Directions>
Reproduce all of the data that follows, character for character.

[START OF Input rows]

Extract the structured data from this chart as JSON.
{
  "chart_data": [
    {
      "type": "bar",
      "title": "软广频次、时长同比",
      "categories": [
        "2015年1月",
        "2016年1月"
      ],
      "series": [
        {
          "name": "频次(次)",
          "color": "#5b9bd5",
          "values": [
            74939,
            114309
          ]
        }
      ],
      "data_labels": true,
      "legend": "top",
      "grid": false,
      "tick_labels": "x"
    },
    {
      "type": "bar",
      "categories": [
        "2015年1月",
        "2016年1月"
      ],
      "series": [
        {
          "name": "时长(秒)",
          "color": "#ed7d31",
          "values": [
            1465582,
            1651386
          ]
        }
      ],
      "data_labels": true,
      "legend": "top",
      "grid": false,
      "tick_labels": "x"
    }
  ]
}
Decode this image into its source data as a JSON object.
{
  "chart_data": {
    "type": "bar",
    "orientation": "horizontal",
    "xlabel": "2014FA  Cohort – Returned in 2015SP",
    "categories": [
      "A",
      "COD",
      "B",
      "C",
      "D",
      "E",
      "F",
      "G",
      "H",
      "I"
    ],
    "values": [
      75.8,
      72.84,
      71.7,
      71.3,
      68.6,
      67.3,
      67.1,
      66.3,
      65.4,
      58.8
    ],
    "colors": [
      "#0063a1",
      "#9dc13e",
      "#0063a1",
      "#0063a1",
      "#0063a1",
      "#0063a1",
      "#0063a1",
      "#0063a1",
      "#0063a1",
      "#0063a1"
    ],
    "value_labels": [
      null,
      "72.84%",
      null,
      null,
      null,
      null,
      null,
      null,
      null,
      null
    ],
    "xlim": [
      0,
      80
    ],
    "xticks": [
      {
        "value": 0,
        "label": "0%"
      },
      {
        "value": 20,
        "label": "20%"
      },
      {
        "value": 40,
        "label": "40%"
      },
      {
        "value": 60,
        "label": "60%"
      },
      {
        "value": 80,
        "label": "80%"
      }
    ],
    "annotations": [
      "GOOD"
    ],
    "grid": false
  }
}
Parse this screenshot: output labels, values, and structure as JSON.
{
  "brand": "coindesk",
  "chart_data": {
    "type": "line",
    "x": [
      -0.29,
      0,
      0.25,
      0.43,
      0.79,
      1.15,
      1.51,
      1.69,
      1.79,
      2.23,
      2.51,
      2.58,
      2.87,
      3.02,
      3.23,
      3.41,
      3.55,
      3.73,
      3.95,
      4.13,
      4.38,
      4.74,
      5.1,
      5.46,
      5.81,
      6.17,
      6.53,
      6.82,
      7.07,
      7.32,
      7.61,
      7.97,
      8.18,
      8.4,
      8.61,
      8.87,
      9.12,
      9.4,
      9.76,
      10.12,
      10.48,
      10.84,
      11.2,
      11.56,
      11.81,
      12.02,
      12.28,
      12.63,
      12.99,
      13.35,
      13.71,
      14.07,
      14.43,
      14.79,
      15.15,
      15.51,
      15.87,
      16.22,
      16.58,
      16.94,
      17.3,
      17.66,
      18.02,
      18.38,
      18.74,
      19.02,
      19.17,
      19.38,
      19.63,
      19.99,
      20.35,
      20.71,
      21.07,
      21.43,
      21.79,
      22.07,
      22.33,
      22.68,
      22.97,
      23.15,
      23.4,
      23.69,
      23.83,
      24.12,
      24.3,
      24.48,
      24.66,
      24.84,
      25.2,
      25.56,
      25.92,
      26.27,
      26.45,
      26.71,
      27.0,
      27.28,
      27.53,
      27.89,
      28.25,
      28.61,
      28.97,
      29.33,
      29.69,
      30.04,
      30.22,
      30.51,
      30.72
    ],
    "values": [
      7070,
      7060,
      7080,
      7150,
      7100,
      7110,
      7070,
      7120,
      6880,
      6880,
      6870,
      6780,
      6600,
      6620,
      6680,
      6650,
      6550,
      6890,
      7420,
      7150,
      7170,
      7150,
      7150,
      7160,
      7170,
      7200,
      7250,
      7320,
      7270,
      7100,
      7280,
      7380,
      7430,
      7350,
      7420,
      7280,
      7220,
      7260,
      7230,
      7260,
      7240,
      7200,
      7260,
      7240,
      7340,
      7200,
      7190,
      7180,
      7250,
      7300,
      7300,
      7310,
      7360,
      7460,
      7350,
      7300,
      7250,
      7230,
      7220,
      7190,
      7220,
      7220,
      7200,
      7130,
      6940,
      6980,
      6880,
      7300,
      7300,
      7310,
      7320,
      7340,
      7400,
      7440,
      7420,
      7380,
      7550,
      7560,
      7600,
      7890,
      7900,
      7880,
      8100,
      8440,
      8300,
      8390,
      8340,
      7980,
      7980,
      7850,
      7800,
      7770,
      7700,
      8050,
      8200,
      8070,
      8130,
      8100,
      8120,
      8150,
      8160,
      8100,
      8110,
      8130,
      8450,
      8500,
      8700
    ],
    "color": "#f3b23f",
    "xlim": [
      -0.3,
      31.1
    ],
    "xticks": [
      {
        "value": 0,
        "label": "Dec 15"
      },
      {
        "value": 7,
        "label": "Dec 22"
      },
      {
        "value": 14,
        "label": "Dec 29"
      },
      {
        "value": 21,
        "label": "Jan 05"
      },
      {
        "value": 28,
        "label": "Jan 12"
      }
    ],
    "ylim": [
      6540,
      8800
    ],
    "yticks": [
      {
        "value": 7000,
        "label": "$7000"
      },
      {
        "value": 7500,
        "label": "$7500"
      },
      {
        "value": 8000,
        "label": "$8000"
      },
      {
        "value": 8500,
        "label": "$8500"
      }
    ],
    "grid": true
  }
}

[END OF Input rows]

Problem solution>
Extract the structured data from this chart as JSON.
{
  "chart_data": [
    {
      "type": "bar",
      "title": "软广频次、时长同比",
      "categories": [
        "2015年1月",
        "2016年1月"
      ],
      "series": [
        {
          "name": "频次(次)",
          "color": "#5b9bd5",
          "values": [
            74939,
            114309
          ]
        }
      ],
      "data_labels": true,
      "legend": "top",
      "grid": false,
      "tick_labels": "x"
    },
    {
      "type": "bar",
      "categories": [
        "2015年1月",
        "2016年1月"
      ],
      "series": [
        {
          "name": "时长(秒)",
          "color": "#ed7d31",
          "values": [
            1465582,
            1651386
          ]
        }
      ],
      "data_labels": true,
      "legend": "top",
      "grid": false,
      "tick_labels": "x"
    }
  ]
}
Decode this image into its source data as a JSON object.
{
  "chart_data": {
    "type": "bar",
    "orientation": "horizontal",
    "xlabel": "2014FA  Cohort – Returned in 2015SP",
    "categories": [
      "A",
      "COD",
      "B",
      "C",
      "D",
      "E",
      "F",
      "G",
      "H",
      "I"
    ],
    "values": [
      75.8,
      72.84,
      71.7,
      71.3,
      68.6,
      67.3,
      67.1,
      66.3,
      65.4,
      58.8
    ],
    "colors": [
      "#0063a1",
      "#9dc13e",
      "#0063a1",
      "#0063a1",
      "#0063a1",
      "#0063a1",
      "#0063a1",
      "#0063a1",
      "#0063a1",
      "#0063a1"
    ],
    "value_labels": [
      null,
      "72.84%",
      null,
      null,
      null,
      null,
      null,
      null,
      null,
      null
    ],
    "xlim": [
      0,
      80
    ],
    "xticks": [
      {
        "value": 0,
        "label": "0%"
      },
      {
        "value": 20,
        "label": "20%"
      },
      {
        "value": 40,
        "label": "40%"
      },
      {
        "value": 60,
        "label": "60%"
      },
      {
        "value": 80,
        "label": "80%"
      }
    ],
    "annotations": [
      "GOOD"
    ],
    "grid": false
  }
}
Parse this screenshot: output labels, values, and structure as JSON.
{
  "brand": "coindesk",
  "chart_data": {
    "type": "line",
    "x": [
      -0.29,
      0,
      0.25,
      0.43,
      0.79,
      1.15,
      1.51,
      1.69,
      1.79,
      2.23,
      2.51,
      2.58,
      2.87,
      3.02,
      3.23,
      3.41,
      3.55,
      3.73,
      3.95,
      4.13,
      4.38,
      4.74,
      5.1,
      5.46,
      5.81,
      6.17,
      6.53,
      6.82,
      7.07,
      7.32,
      7.61,
      7.97,
      8.18,
      8.4,
      8.61,
      8.87,
      9.12,
      9.4,
      9.76,
      10.12,
      10.48,
      10.84,
      11.2,
      11.56,
      11.81,
      12.02,
      12.28,
      12.63,
      12.99,
      13.35,
      13.71,
      14.07,
      14.43,
      14.79,
      15.15,
      15.51,
      15.87,
      16.22,
      16.58,
      16.94,
      17.3,
      17.66,
      18.02,
      18.38,
      18.74,
      19.02,
      19.17,
      19.38,
      19.63,
      19.99,
      20.35,
      20.71,
      21.07,
      21.43,
      21.79,
      22.07,
      22.33,
      22.68,
      22.97,
      23.15,
      23.4,
      23.69,
      23.83,
      24.12,
      24.3,
      24.48,
      24.66,
      24.84,
      25.2,
      25.56,
      25.92,
      26.27,
      26.45,
      26.71,
      27.0,
      27.28,
      27.53,
      27.89,
      28.25,
      28.61,
      28.97,
      29.33,
      29.69,
      30.04,
      30.22,
      30.51,
      30.72
    ],
    "values": [
      7070,
      7060,
      7080,
      7150,
      7100,
      7110,
      7070,
      7120,
      6880,
      6880,
      6870,
      6780,
      6600,
      6620,
      6680,
      6650,
      6550,
      6890,
      7420,
      7150,
      7170,
      7150,
      7150,
      7160,
      7170,
      7200,
      7250,
      7320,
      7270,
      7100,
      7280,
      7380,
      7430,
      7350,
      7420,
      7280,
      7220,
      7260,
      7230,
      7260,
      7240,
      7200,
      7260,
      7240,
      7340,
      7200,
      7190,
      7180,
      7250,
      7300,
      7300,
      7310,
      7360,
      7460,
      7350,
      7300,
      7250,
      7230,
      7220,
      7190,
      7220,
      7220,
      7200,
      7130,
      6940,
      6980,
      6880,
      7300,
      7300,
      7310,
      7320,
      7340,
      7400,
      7440,
      7420,
      7380,
      7550,
      7560,
      7600,
      7890,
      7900,
      7880,
      8100,
      8440,
      8300,
      8390,
      8340,
      7980,
      7980,
      7850,
      7800,
      7770,
      7700,
      8050,
      8200,
      8070,
      8130,
      8100,
      8120,
      8150,
      8160,
      8100,
      8110,
      8130,
      8450,
      8500,
      8700
    ],
    "color": "#f3b23f",
    "xlim": [
      -0.3,
      31.1
    ],
    "xticks": [
      {
        "value": 0,
        "label": "Dec 15"
      },
      {
        "value": 7,
        "label": "Dec 22"
      },
      {
        "value": 14,
        "label": "Dec 29"
      },
      {
        "value": 21,
        "label": "Jan 05"
      },
      {
        "value": 28,
        "label": "Jan 12"
      }
    ],
    "ylim": [
      6540,
      8800
    ],
    "yticks": [
      {
        "value": 7000,
        "label": "$7000"
      },
      {
        "value": 7500,
        "label": "$7500"
      },
      {
        "value": 8000,
        "label": "$8000"
      },
      {
        "value": 8500,
        "label": "$8500"
      }
    ],
    "grid": true
  }
}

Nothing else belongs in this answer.